── Supplied material
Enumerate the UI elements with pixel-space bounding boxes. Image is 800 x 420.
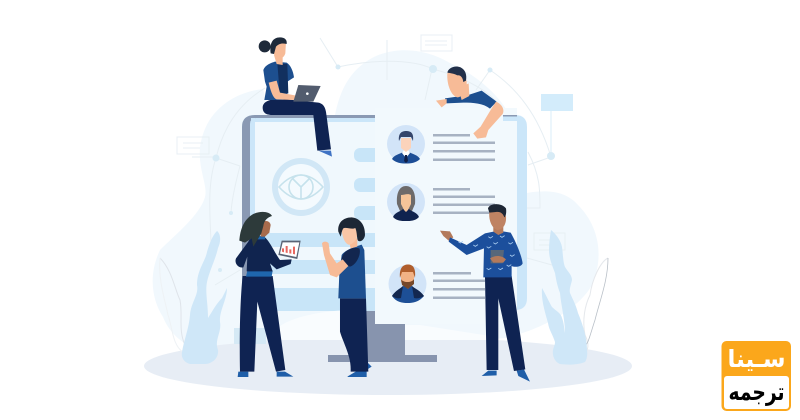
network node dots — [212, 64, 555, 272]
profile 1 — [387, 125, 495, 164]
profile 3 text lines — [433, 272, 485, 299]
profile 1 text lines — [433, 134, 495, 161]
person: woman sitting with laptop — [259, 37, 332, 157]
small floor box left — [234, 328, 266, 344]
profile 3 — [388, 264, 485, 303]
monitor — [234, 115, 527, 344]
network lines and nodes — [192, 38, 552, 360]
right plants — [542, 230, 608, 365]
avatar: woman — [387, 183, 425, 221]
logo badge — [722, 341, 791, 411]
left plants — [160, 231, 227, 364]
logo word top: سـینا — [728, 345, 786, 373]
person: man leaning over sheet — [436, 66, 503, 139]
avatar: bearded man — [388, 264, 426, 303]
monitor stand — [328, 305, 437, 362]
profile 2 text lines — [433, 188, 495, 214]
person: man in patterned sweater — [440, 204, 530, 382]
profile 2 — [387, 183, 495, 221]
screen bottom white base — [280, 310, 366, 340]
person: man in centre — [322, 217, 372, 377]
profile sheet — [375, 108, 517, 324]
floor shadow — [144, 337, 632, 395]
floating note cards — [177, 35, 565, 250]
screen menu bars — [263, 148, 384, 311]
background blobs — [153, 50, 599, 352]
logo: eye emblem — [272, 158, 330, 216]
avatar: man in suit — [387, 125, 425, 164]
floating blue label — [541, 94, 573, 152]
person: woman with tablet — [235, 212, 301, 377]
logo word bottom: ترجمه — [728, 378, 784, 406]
────
### What you need to do:
Reprint the records above line for line, with every character unchanged, but omit the pictures.

### Task result:
Enumerate the UI elements with pixel-space bounding boxes. Image is 800 x 420.
network node dots — [212, 64, 555, 272]
profile 1 — [387, 125, 495, 164]
profile 3 text lines — [433, 272, 485, 299]
profile 1 text lines — [433, 134, 495, 161]
person: woman sitting with laptop — [259, 37, 332, 157]
small floor box left — [234, 328, 266, 344]
profile 3 — [388, 264, 485, 303]
monitor — [234, 115, 527, 344]
network lines and nodes — [192, 38, 552, 360]
right plants — [542, 230, 608, 365]
avatar: woman — [387, 183, 425, 221]
logo badge — [722, 341, 791, 411]
left plants — [160, 231, 227, 364]
logo word top: سـینا — [728, 345, 786, 373]
person: man leaning over sheet — [436, 66, 503, 139]
avatar: bearded man — [388, 264, 426, 303]
monitor stand — [328, 305, 437, 362]
profile 2 text lines — [433, 188, 495, 214]
person: man in patterned sweater — [440, 204, 530, 382]
profile 2 — [387, 183, 495, 221]
screen bottom white base — [280, 310, 366, 340]
person: man in centre — [322, 217, 372, 377]
profile sheet — [375, 108, 517, 324]
floor shadow — [144, 337, 632, 395]
floating note cards — [177, 35, 565, 250]
screen menu bars — [263, 148, 384, 311]
background blobs — [153, 50, 599, 352]
logo: eye emblem — [272, 158, 330, 216]
avatar: man in suit — [387, 125, 425, 164]
floating blue label — [541, 94, 573, 152]
person: woman with tablet — [235, 212, 301, 377]
logo word bottom: ترجمه — [728, 378, 784, 406]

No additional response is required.